### Directions:
Return each line of the listing below, unchanged, and omit the images.

*** Provided data

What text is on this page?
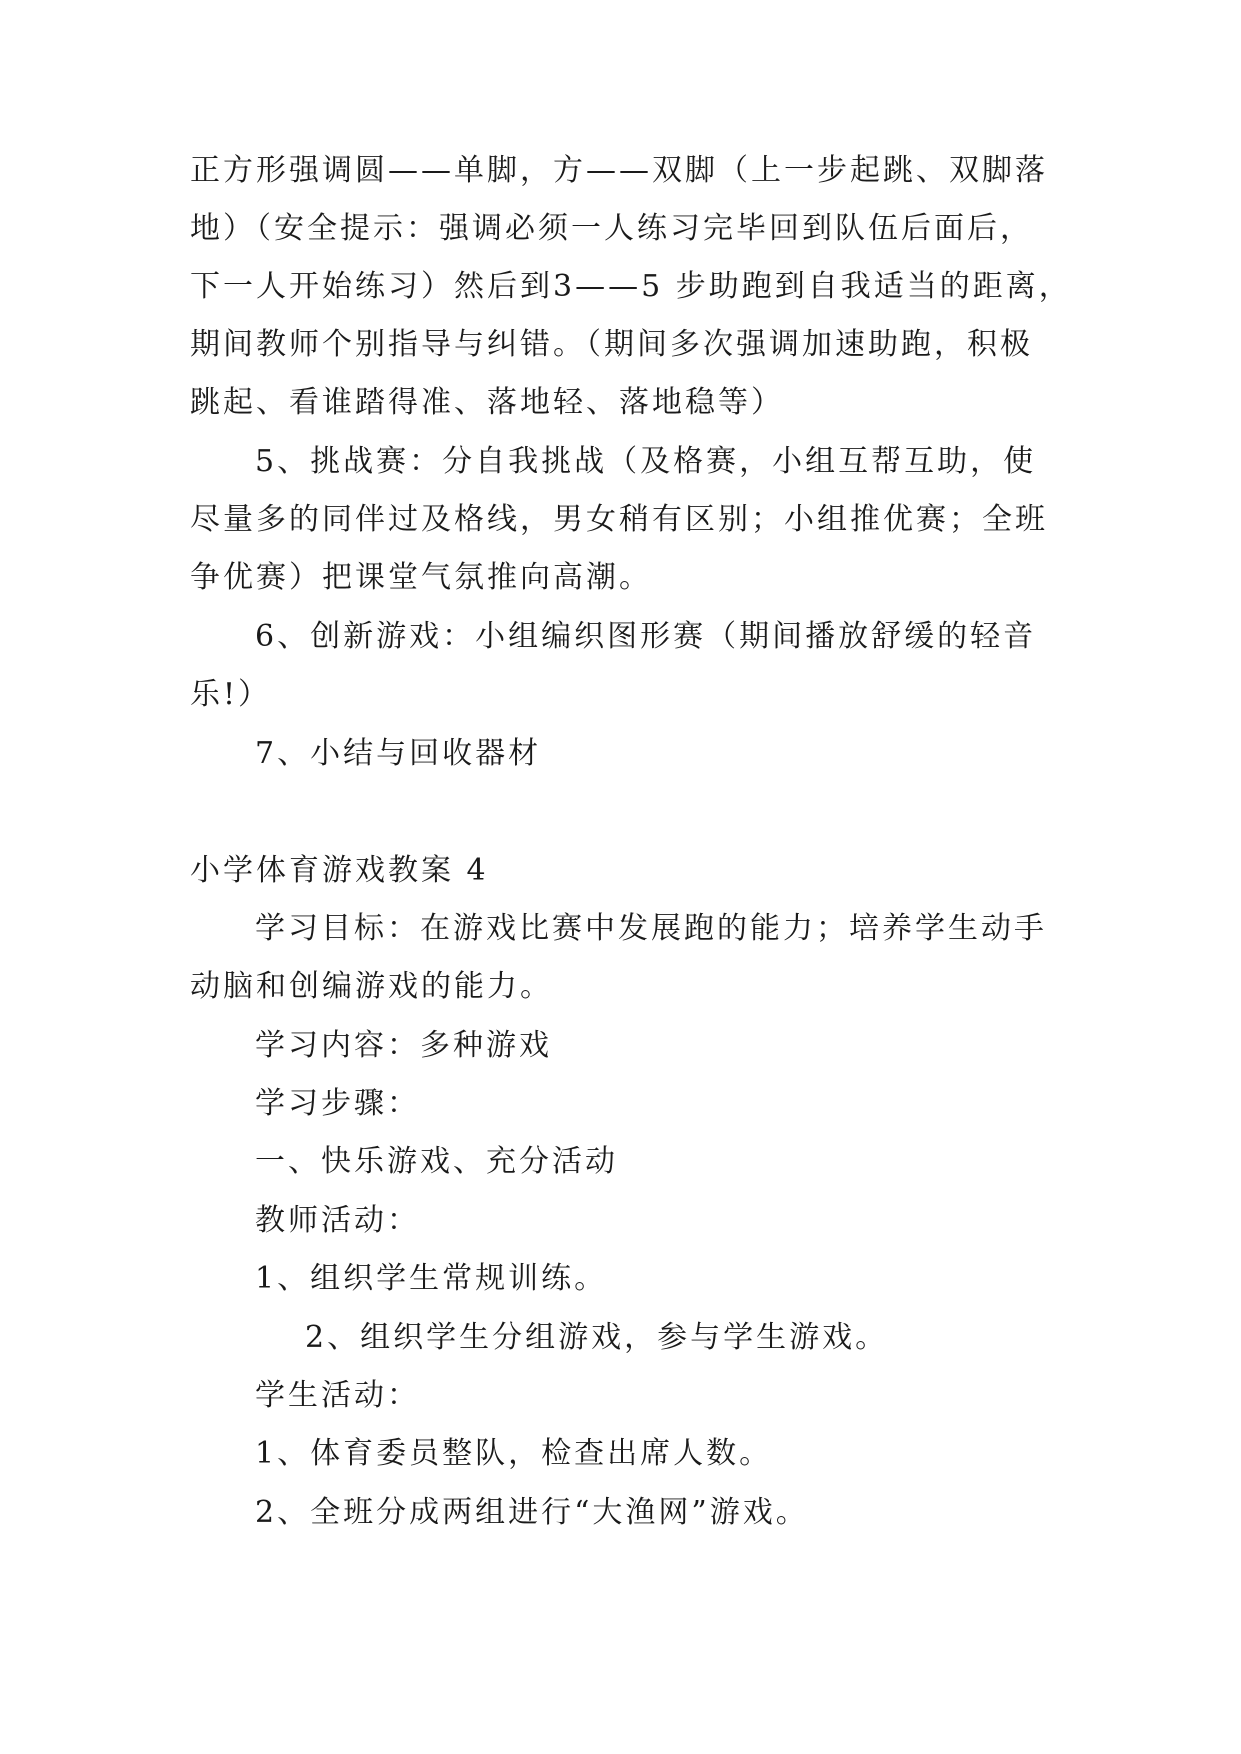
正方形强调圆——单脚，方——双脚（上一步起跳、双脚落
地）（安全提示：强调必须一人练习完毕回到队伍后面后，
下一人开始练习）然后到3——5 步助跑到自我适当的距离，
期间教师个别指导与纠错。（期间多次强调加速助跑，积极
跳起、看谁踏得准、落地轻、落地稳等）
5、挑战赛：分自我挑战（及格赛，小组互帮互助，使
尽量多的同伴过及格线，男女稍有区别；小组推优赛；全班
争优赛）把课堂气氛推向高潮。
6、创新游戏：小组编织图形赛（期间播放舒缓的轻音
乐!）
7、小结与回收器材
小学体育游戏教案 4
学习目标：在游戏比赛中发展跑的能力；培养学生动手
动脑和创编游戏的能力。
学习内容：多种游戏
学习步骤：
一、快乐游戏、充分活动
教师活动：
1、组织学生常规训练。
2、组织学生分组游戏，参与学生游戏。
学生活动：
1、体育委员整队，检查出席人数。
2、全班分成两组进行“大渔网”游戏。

******

### Final answer:
What text is on this page?
正方形强调圆——单脚，方——双脚（上一步起跳、双脚落
地）（安全提示：强调必须一人练习完毕回到队伍后面后，
下一人开始练习）然后到3——5 步助跑到自我适当的距离，
期间教师个别指导与纠错。（期间多次强调加速助跑，积极
跳起、看谁踏得准、落地轻、落地稳等）
5、挑战赛：分自我挑战（及格赛，小组互帮互助，使
尽量多的同伴过及格线，男女稍有区别；小组推优赛；全班
争优赛）把课堂气氛推向高潮。
6、创新游戏：小组编织图形赛（期间播放舒缓的轻音
乐!）
7、小结与回收器材
小学体育游戏教案 4
学习目标：在游戏比赛中发展跑的能力；培养学生动手
动脑和创编游戏的能力。
学习内容：多种游戏
学习步骤：
一、快乐游戏、充分活动
教师活动：
1、组织学生常规训练。
2、组织学生分组游戏，参与学生游戏。
学生活动：
1、体育委员整队，检查出席人数。
2、全班分成两组进行“大渔网”游戏。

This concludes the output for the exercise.